**** TASK MATERIAL ****
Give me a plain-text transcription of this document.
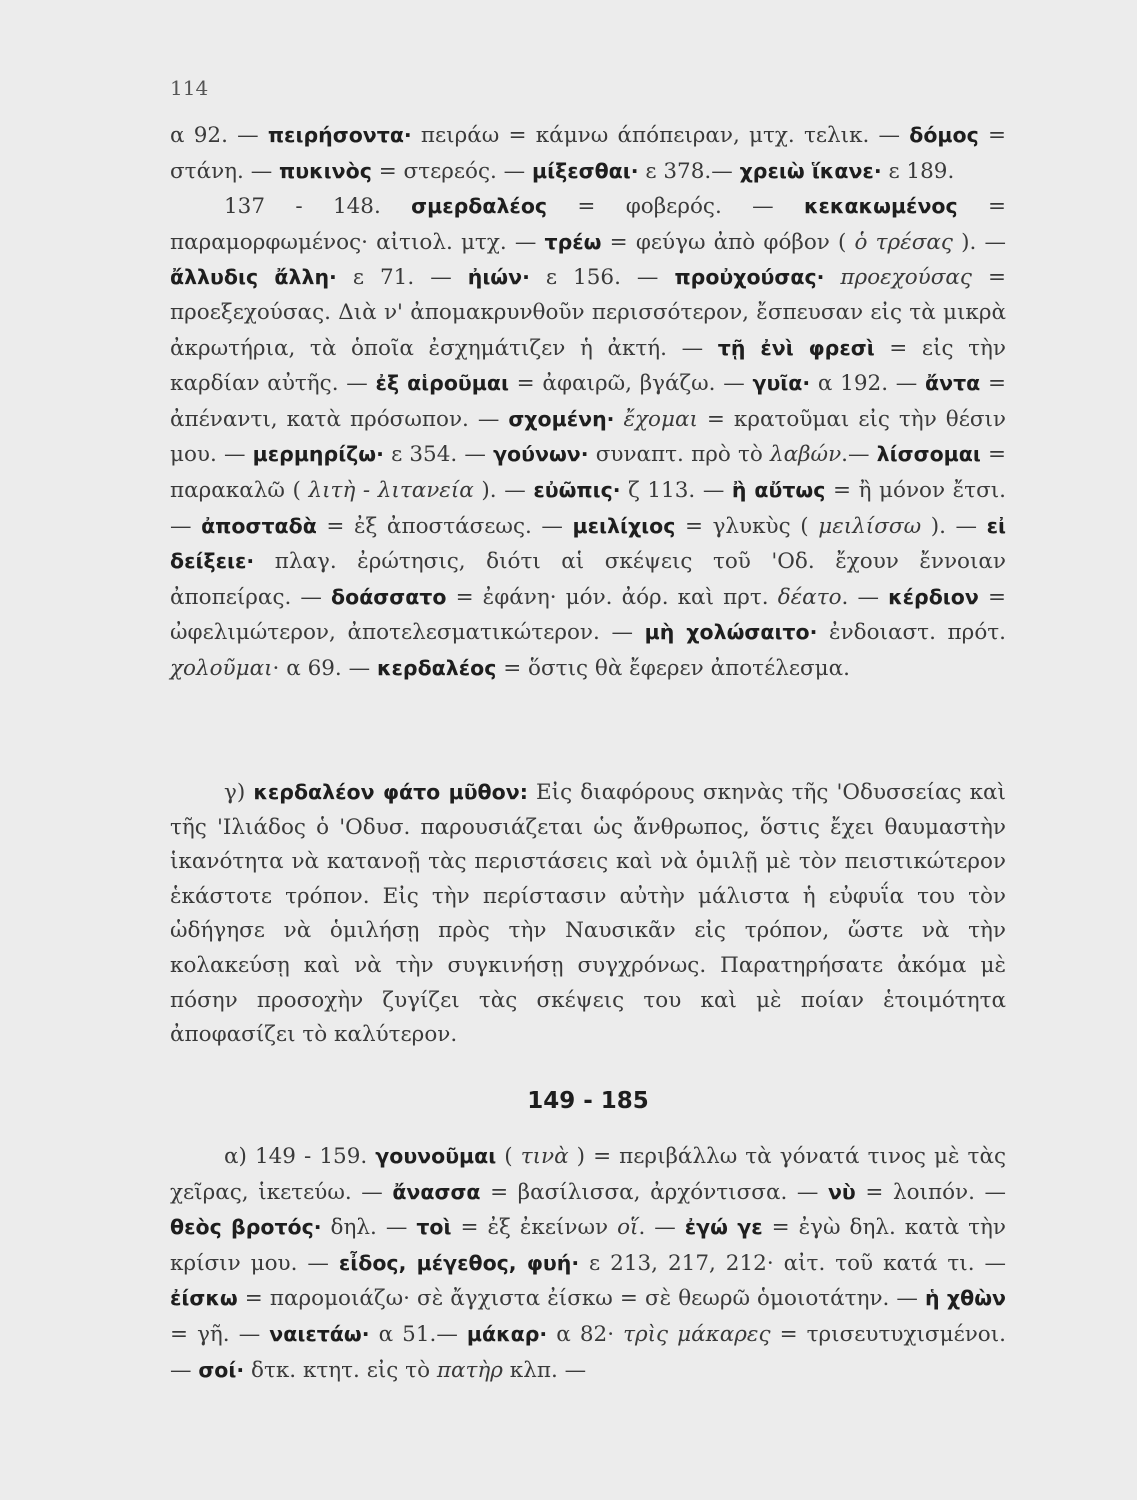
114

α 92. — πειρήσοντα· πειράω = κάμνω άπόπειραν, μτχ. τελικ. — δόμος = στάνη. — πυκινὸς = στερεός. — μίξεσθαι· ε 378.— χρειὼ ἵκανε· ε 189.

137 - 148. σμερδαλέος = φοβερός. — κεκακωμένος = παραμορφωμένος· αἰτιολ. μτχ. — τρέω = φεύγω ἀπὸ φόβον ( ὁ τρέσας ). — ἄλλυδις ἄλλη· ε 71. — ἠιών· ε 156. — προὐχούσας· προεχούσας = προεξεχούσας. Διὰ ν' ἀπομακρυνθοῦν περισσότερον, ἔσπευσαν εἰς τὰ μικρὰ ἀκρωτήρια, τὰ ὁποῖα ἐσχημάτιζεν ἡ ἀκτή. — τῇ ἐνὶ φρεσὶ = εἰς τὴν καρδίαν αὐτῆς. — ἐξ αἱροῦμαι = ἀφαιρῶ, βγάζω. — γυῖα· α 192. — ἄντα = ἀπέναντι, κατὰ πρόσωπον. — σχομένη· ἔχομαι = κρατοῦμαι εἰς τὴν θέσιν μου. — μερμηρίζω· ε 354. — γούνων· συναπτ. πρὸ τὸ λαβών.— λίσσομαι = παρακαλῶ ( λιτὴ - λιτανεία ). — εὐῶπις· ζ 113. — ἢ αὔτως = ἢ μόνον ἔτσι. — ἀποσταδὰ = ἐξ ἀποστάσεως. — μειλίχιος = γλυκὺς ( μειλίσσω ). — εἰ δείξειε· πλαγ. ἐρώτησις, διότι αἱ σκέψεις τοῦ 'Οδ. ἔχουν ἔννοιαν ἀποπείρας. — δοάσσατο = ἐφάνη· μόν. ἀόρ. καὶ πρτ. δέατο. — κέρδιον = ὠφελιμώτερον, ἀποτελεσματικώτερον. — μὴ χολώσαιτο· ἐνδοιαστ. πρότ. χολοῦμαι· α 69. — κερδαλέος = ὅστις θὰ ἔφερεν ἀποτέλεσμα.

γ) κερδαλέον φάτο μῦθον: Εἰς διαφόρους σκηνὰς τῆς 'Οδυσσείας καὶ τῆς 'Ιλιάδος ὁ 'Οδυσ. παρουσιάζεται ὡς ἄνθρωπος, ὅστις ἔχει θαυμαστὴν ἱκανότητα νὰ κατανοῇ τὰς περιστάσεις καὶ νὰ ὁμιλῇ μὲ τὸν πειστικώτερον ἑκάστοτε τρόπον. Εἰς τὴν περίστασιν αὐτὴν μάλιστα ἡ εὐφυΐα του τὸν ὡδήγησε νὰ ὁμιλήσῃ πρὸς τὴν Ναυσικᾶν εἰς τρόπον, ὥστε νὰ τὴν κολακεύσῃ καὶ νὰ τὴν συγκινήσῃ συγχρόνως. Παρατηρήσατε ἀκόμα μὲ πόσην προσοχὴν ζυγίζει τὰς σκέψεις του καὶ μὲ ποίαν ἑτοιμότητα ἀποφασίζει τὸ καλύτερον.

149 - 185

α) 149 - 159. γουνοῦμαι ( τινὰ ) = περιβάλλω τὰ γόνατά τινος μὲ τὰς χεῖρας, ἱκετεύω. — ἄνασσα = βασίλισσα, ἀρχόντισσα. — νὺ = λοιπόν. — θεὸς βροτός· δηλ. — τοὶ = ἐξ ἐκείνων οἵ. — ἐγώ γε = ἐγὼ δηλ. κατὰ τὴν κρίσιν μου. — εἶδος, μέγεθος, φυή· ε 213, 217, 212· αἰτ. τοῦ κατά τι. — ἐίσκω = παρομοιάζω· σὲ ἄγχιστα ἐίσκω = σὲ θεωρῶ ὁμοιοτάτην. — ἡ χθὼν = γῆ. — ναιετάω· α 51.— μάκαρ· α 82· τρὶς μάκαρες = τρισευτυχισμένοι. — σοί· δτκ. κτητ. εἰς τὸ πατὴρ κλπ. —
****
▶ STATED TASK
Every line of the data above should be quoted exactly. Omit the pictures.

▶ COMPLETE OUTPUT
Give me a plain-text transcription of this document.
114

α 92. — πειρήσοντα· πειράω = κάμνω άπόπειραν, μτχ. τελικ. — δόμος = στάνη. — πυκινὸς = στερεός. — μίξεσθαι· ε 378.— χρειὼ ἵκανε· ε 189.

137 - 148. σμερδαλέος = φοβερός. — κεκακωμένος = παραμορφωμένος· αἰτιολ. μτχ. — τρέω = φεύγω ἀπὸ φόβον ( ὁ τρέσας ). — ἄλλυδις ἄλλη· ε 71. — ἠιών· ε 156. — προὐχούσας· προεχούσας = προεξεχούσας. Διὰ ν' ἀπομακρυνθοῦν περισσότερον, ἔσπευσαν εἰς τὰ μικρὰ ἀκρωτήρια, τὰ ὁποῖα ἐσχημάτιζεν ἡ ἀκτή. — τῇ ἐνὶ φρεσὶ = εἰς τὴν καρδίαν αὐτῆς. — ἐξ αἱροῦμαι = ἀφαιρῶ, βγάζω. — γυῖα· α 192. — ἄντα = ἀπέναντι, κατὰ πρόσωπον. — σχομένη· ἔχομαι = κρατοῦμαι εἰς τὴν θέσιν μου. — μερμηρίζω· ε 354. — γούνων· συναπτ. πρὸ τὸ λαβών.— λίσσομαι = παρακαλῶ ( λιτὴ - λιτανεία ). — εὐῶπις· ζ 113. — ἢ αὔτως = ἢ μόνον ἔτσι. — ἀποσταδὰ = ἐξ ἀποστάσεως. — μειλίχιος = γλυκὺς ( μειλίσσω ). — εἰ δείξειε· πλαγ. ἐρώτησις, διότι αἱ σκέψεις τοῦ 'Οδ. ἔχουν ἔννοιαν ἀποπείρας. — δοάσσατο = ἐφάνη· μόν. ἀόρ. καὶ πρτ. δέατο. — κέρδιον = ὠφελιμώτερον, ἀποτελεσματικώτερον. — μὴ χολώσαιτο· ἐνδοιαστ. πρότ. χολοῦμαι· α 69. — κερδαλέος = ὅστις θὰ ἔφερεν ἀποτέλεσμα.

γ) κερδαλέον φάτο μῦθον: Εἰς διαφόρους σκηνὰς τῆς 'Οδυσσείας καὶ τῆς 'Ιλιάδος ὁ 'Οδυσ. παρουσιάζεται ὡς ἄνθρωπος, ὅστις ἔχει θαυμαστὴν ἱκανότητα νὰ κατανοῇ τὰς περιστάσεις καὶ νὰ ὁμιλῇ μὲ τὸν πειστικώτερον ἑκάστοτε τρόπον. Εἰς τὴν περίστασιν αὐτὴν μάλιστα ἡ εὐφυΐα του τὸν ὡδήγησε νὰ ὁμιλήσῃ πρὸς τὴν Ναυσικᾶν εἰς τρόπον, ὥστε νὰ τὴν κολακεύσῃ καὶ νὰ τὴν συγκινήσῃ συγχρόνως. Παρατηρήσατε ἀκόμα μὲ πόσην προσοχὴν ζυγίζει τὰς σκέψεις του καὶ μὲ ποίαν ἑτοιμότητα ἀποφασίζει τὸ καλύτερον.

149 - 185

α) 149 - 159. γουνοῦμαι ( τινὰ ) = περιβάλλω τὰ γόνατά τινος μὲ τὰς χεῖρας, ἱκετεύω. — ἄνασσα = βασίλισσα, ἀρχόντισσα. — νὺ = λοιπόν. — θεὸς βροτός· δηλ. — τοὶ = ἐξ ἐκείνων οἵ. — ἐγώ γε = ἐγὼ δηλ. κατὰ τὴν κρίσιν μου. — εἶδος, μέγεθος, φυή· ε 213, 217, 212· αἰτ. τοῦ κατά τι. — ἐίσκω = παρομοιάζω· σὲ ἄγχιστα ἐίσκω = σὲ θεωρῶ ὁμοιοτάτην. — ἡ χθὼν = γῆ. — ναιετάω· α 51.— μάκαρ· α 82· τρὶς μάκαρες = τρισευτυχισμένοι. — σοί· δτκ. κτητ. εἰς τὸ πατὴρ κλπ. —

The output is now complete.